Keep only the lines where "Kirim" appears.

════════

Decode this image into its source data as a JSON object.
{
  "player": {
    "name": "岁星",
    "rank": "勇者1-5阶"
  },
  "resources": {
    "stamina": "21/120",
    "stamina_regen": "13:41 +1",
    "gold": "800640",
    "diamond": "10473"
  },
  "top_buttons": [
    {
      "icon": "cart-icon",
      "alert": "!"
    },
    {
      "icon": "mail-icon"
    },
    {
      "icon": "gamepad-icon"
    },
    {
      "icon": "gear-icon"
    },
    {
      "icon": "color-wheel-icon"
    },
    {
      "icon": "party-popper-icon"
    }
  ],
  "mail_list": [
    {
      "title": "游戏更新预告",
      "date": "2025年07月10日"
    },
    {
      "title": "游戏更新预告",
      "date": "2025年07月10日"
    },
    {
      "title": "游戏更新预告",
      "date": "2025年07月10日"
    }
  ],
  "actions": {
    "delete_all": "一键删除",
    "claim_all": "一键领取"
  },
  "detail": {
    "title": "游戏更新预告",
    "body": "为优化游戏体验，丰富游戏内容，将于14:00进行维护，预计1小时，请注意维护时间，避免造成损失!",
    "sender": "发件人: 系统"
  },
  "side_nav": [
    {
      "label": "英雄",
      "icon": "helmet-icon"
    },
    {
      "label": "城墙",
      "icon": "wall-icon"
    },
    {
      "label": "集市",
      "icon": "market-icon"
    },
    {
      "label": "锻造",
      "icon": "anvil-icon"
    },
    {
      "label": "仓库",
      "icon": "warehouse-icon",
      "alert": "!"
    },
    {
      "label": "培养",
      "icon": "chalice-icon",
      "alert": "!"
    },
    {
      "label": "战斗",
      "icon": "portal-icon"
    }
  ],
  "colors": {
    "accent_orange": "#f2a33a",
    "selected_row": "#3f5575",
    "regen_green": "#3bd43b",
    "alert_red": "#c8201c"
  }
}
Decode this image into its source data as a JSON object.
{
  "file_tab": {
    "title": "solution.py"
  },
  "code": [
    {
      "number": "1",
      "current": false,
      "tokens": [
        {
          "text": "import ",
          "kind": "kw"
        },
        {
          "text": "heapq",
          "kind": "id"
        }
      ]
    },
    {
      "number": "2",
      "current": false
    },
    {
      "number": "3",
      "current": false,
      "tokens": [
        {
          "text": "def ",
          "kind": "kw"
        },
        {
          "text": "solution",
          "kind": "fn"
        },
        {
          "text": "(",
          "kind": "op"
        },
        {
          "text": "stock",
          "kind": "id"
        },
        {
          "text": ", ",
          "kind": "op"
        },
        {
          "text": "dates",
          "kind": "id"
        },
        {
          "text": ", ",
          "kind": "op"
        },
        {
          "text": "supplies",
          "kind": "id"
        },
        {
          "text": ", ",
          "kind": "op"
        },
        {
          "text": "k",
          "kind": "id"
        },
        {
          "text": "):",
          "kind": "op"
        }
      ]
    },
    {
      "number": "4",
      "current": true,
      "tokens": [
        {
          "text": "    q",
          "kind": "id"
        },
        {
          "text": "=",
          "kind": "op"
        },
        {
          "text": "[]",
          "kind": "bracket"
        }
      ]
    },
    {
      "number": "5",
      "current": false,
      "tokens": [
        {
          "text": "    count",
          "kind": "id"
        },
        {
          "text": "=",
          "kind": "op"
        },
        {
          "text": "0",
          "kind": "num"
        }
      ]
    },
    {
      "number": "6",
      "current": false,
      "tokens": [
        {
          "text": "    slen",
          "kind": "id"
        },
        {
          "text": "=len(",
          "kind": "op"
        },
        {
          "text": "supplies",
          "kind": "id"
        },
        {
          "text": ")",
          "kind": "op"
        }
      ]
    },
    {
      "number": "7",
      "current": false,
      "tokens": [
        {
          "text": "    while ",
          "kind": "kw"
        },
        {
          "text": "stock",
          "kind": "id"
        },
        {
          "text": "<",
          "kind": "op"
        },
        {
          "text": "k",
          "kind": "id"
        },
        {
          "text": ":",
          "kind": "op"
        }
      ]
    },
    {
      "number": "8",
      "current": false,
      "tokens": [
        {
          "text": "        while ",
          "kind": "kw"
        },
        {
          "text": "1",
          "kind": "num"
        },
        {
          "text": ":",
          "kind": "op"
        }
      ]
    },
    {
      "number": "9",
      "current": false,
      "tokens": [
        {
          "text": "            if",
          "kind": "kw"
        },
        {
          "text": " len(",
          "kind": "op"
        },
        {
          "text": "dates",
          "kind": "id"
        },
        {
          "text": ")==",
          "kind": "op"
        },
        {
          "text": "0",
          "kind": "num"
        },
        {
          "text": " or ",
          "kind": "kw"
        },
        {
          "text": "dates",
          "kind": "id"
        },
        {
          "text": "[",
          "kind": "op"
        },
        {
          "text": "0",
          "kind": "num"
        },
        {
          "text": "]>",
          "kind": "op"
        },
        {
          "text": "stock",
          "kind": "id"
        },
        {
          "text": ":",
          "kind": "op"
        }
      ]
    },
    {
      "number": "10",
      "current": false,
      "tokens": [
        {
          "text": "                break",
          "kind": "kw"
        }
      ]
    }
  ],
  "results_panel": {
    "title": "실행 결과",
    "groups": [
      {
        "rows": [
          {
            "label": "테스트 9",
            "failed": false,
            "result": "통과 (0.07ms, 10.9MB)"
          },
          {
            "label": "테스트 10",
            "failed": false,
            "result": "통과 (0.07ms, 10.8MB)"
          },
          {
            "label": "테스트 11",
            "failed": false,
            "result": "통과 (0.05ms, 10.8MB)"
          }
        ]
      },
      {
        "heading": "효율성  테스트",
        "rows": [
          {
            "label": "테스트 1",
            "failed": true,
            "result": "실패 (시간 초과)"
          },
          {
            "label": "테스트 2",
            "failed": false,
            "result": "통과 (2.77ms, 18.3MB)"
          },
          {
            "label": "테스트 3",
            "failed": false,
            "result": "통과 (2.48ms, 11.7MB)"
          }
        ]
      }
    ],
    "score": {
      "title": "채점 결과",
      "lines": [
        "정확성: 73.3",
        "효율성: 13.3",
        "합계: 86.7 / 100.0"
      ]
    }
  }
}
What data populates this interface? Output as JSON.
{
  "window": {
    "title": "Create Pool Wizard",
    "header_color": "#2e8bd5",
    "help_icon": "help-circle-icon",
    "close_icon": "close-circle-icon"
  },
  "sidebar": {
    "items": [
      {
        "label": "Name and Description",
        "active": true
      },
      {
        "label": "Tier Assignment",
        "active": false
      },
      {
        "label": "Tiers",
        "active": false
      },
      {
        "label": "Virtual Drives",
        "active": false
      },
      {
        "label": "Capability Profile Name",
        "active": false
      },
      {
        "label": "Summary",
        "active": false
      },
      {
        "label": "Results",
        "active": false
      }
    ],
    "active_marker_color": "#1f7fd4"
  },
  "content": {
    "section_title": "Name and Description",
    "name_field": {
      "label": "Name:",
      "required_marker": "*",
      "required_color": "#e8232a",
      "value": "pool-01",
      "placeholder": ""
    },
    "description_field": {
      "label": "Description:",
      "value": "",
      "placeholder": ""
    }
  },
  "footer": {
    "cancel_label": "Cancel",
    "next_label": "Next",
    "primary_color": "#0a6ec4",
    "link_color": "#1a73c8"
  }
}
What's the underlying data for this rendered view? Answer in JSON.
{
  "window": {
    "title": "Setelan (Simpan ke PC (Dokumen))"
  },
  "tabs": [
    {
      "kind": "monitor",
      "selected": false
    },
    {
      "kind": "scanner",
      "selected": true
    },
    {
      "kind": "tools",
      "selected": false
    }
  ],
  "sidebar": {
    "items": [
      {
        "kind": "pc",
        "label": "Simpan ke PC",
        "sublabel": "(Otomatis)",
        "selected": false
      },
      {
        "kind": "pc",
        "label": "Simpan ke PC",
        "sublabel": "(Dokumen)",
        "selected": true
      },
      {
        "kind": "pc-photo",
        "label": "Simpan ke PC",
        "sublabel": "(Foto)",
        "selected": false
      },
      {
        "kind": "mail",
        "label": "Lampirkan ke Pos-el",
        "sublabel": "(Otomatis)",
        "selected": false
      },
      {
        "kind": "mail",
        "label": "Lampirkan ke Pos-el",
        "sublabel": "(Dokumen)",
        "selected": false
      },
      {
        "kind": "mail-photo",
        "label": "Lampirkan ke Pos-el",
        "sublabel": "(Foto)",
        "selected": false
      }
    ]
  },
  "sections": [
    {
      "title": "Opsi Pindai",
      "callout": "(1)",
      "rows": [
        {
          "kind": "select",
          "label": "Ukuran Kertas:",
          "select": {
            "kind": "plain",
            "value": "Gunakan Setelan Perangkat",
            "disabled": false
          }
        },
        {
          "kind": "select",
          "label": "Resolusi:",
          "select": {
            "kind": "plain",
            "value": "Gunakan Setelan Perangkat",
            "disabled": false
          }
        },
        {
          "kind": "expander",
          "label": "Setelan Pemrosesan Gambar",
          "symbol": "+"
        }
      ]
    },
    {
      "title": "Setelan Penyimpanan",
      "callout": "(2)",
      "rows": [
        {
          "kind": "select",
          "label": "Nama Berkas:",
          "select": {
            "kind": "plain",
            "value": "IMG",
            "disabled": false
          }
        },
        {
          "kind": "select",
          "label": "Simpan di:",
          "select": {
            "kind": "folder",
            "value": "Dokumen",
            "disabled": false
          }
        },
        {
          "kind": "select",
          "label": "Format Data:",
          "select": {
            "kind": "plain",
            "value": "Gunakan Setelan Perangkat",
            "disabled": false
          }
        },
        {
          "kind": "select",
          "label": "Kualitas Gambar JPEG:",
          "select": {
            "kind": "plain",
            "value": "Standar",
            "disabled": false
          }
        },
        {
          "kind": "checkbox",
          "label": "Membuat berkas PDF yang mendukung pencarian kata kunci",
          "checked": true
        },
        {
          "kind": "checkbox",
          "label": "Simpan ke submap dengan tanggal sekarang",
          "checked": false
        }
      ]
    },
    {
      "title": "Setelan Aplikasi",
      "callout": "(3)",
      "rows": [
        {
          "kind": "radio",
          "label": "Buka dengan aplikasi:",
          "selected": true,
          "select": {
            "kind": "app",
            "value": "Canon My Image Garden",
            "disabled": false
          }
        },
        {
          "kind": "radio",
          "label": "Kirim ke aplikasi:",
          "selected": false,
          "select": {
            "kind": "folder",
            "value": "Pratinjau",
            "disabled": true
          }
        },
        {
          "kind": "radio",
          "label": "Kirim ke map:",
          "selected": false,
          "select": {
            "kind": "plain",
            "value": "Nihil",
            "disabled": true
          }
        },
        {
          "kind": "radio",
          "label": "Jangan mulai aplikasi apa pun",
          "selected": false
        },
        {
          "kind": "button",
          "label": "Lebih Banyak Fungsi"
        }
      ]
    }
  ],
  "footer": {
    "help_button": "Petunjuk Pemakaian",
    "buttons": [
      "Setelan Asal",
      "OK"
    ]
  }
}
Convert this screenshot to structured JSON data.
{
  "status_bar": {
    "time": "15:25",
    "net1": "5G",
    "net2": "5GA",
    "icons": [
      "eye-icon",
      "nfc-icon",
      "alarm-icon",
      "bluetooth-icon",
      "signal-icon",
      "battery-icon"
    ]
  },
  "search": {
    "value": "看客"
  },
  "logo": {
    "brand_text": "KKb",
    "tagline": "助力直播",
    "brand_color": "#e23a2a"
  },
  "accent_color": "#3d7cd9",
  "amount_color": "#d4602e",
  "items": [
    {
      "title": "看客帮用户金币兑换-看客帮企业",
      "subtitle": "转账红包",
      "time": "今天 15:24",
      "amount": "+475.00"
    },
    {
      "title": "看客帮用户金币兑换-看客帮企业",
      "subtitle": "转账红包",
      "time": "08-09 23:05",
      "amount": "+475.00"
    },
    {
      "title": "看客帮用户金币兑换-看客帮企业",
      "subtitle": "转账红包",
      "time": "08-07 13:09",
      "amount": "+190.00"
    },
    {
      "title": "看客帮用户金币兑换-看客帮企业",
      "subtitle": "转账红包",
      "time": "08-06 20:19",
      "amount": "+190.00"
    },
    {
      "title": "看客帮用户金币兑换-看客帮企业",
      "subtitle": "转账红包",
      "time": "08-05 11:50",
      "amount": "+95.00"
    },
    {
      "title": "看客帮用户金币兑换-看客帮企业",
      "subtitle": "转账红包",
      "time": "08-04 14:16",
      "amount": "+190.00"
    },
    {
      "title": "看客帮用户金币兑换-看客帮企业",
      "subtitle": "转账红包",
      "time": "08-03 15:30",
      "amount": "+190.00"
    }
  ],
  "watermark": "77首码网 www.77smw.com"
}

════════

FINAL RESULT:
          "label": "Kirim ke aplikasi:",
          "label": "Kirim ke map:",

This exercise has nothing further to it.